**Your task**
Work through the following lines and count those that hold the word "frac". Reply with that number only.

Dataset items:
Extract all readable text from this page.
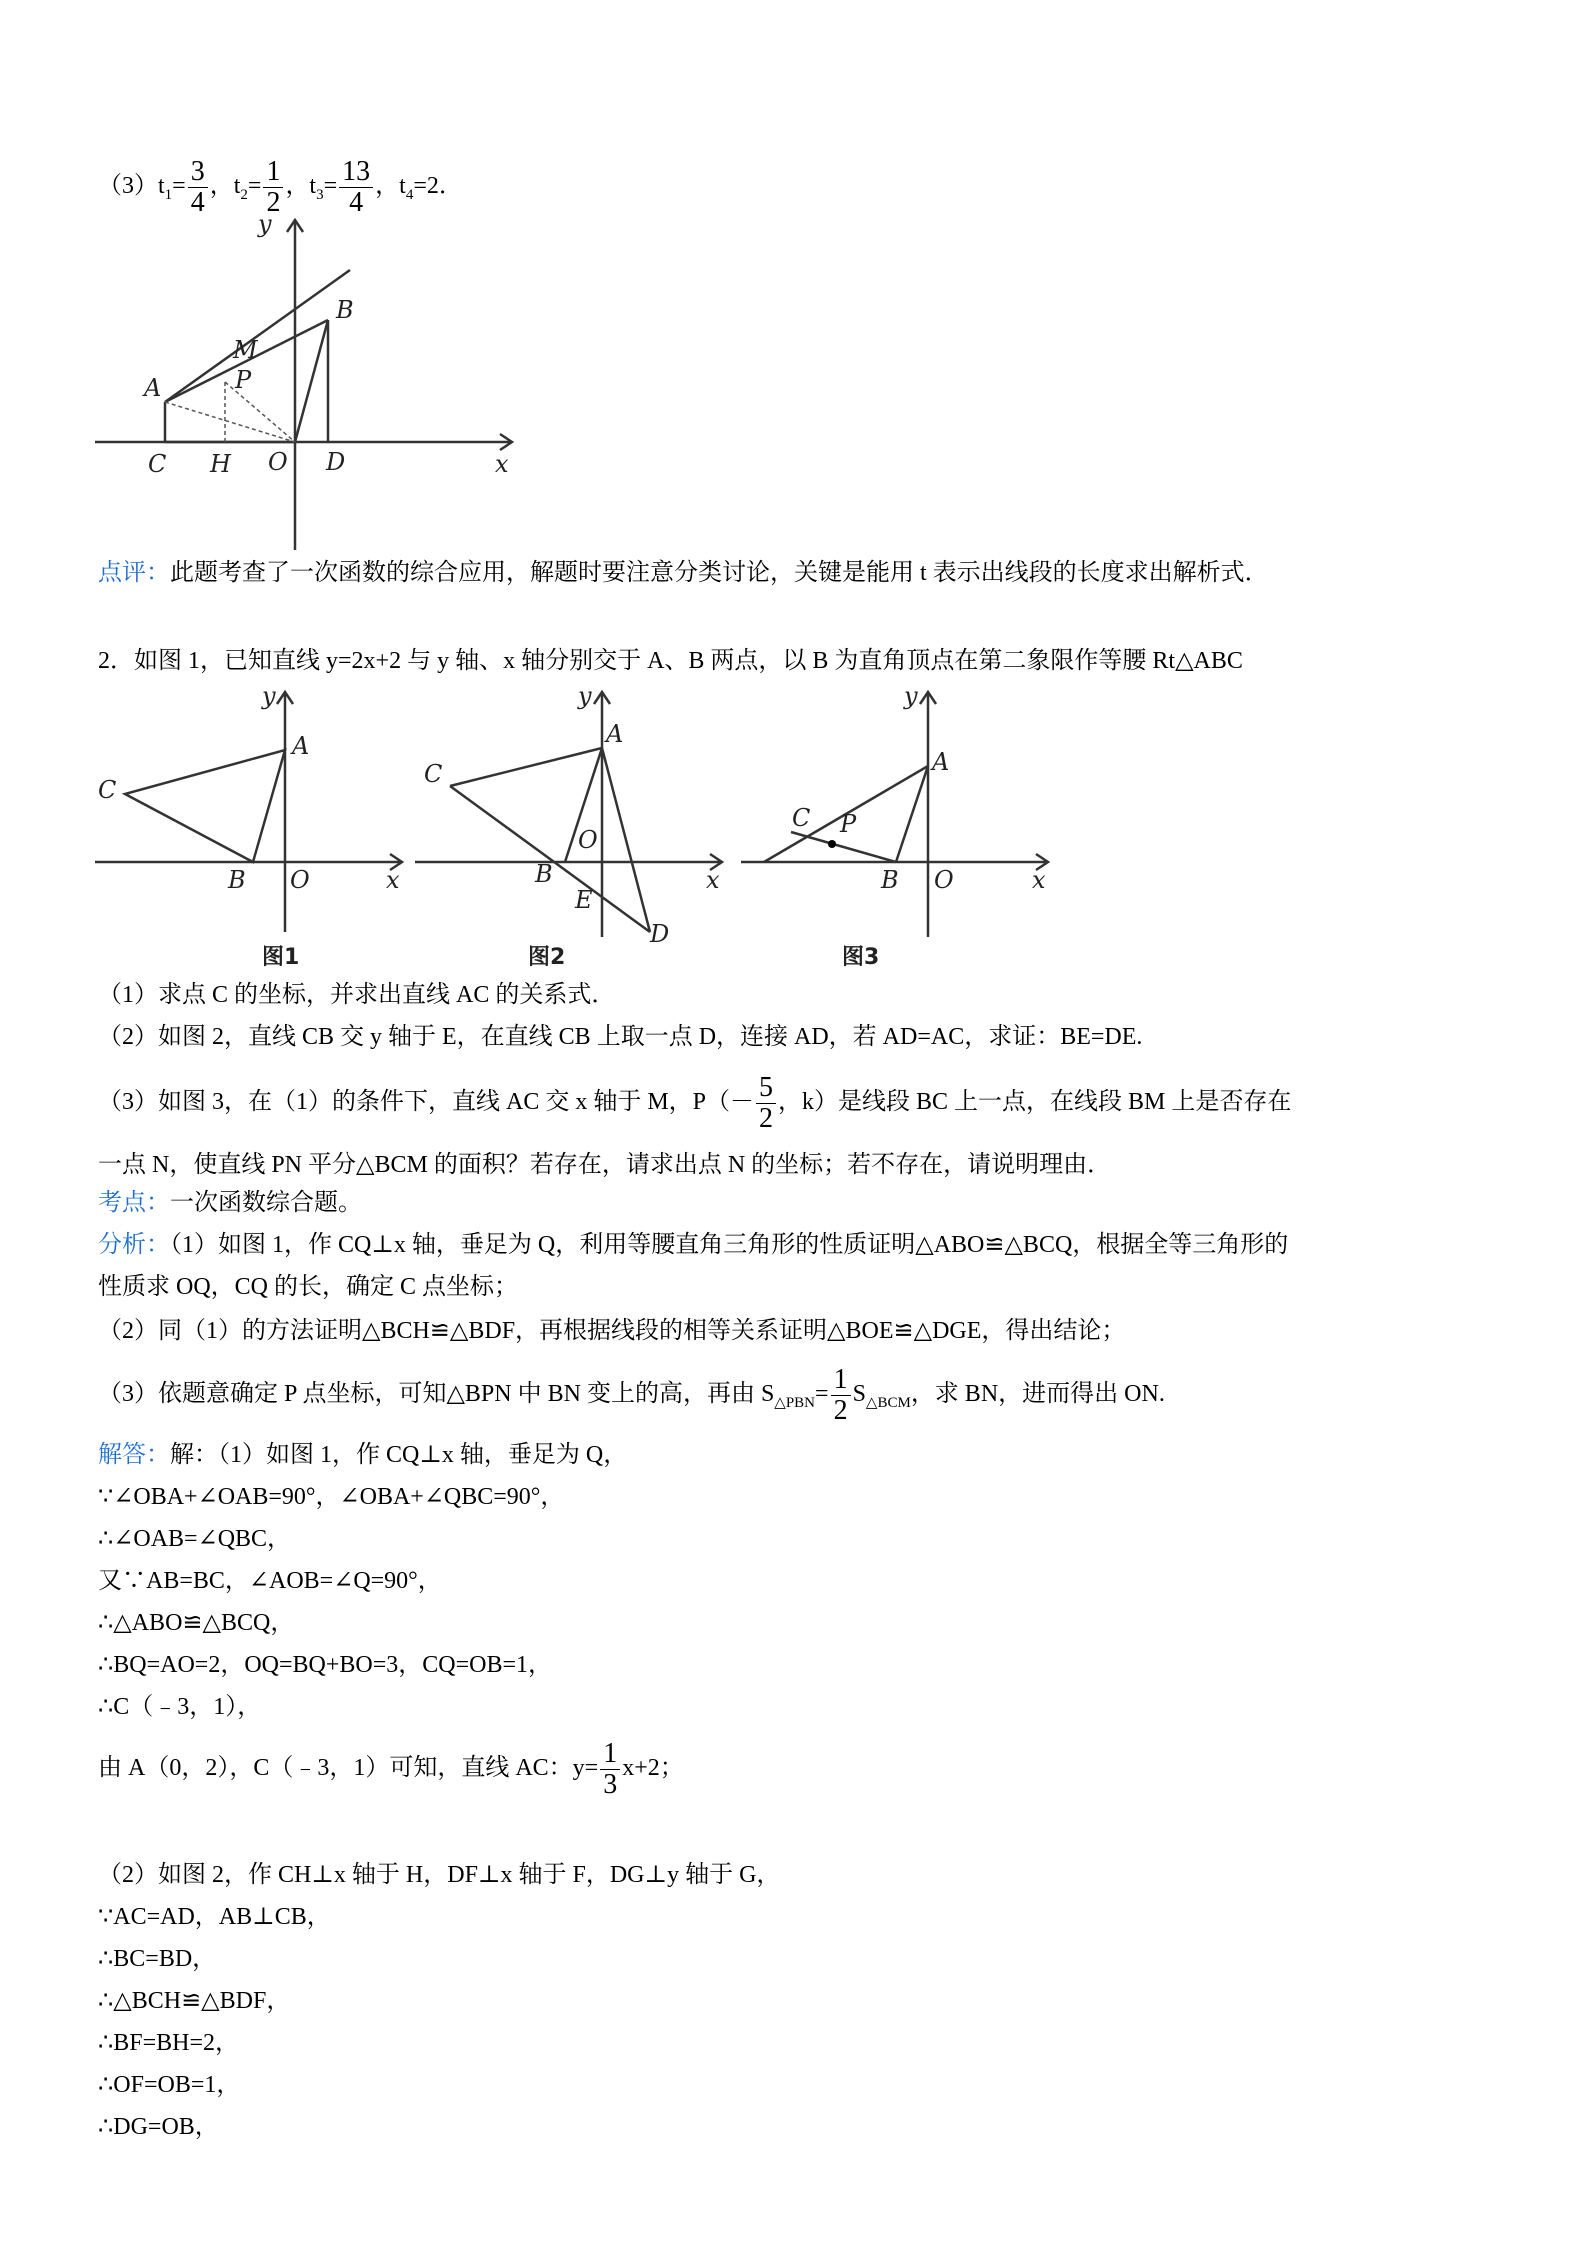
$(3)t_1= \frac{3}{4}$ ，$t_2= \frac{1}{2}$ ，$t_3= \frac{13}{4}$ ，$t_4=2$．
y
x
B
M
A	P
C H O D
点评：此题考查了一次函数的综合应用，解题时要注意分类讨论，关键是能用 t 表示出线段的长度求出解析式．
2．如图 1，已知直线 y=2x+2 与 y 轴、x 轴分别交于 A、B 两点，以 B 为直角顶点在第二象限作等腰 Rt△ABC
y
x
A
C
B O
图1
y
x
A
C
O
B
E
D
图2
y
x
A
C P
B O
图3
（1）求点 C 的坐标，并求出直线 AC 的关系式．
（2）如图 2，直线 CB 交 y 轴于 E，在直线 CB 上取一点 D，连接 AD，若 AD=AC，求证：BE=DE.
（3）如图 3，在（1）的条件下，直线 AC 交 x 轴于 M，$P(- \frac{5}{2}$ ，k）是线段 BC 上一点，在线段 BM 上是否存在
一点 N，使直线 PN 平分△BCM 的面积？若存在，请求出点 N 的坐标；若不存在，请说明理由．
考点：一次函数综合题。
分析：（1）如图 1，作 CQ⊥x 轴，垂足为 Q，利用等腰直角三角形的性质证明△ABO≌△BCQ，根据全等三角形的
性质求 OQ，CQ 的长，确定 C 点坐标；
（2）同（1）的方法证明△BCH≌△BDF，再根据线段的相等关系证明△BOE≌△DGE，得出结论；
（3）依题意确定 P 点坐标，可知△BPN 中 BN 变上的高，再由 $S_{\triangle PBN}= \frac{1}{2} S_{\triangle BCM}$，求 BN，进而得出 ON.
解答：解：（1）如图 1，作 CQ⊥x 轴，垂足为 Q，
∵∠OBA+∠OAB=90°，∠OBA+∠QBC=90°，
∴∠OAB=∠QBC，
又∵AB=BC，∠AOB=∠Q=90°，
∴△ABO≌△BCQ，
∴BQ=AO=2，OQ=BQ+BO=3，CQ=OB=1，
∴C（﹣3，1），
由 A（0，2），C（﹣3，1）可知，直线 AC：$y= \frac{1}{3} x+2$；
（2）如图 2，作 CH⊥x 轴于 H，DF⊥x 轴于 F，DG⊥y 轴于 G，
∵AC=AD，AB⊥CB，
∴BC=BD，
∴△BCH≌△BDF，
∴BF=BH=2，
∴OF=OB=1，
∴DG=OB，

**Correct output**
4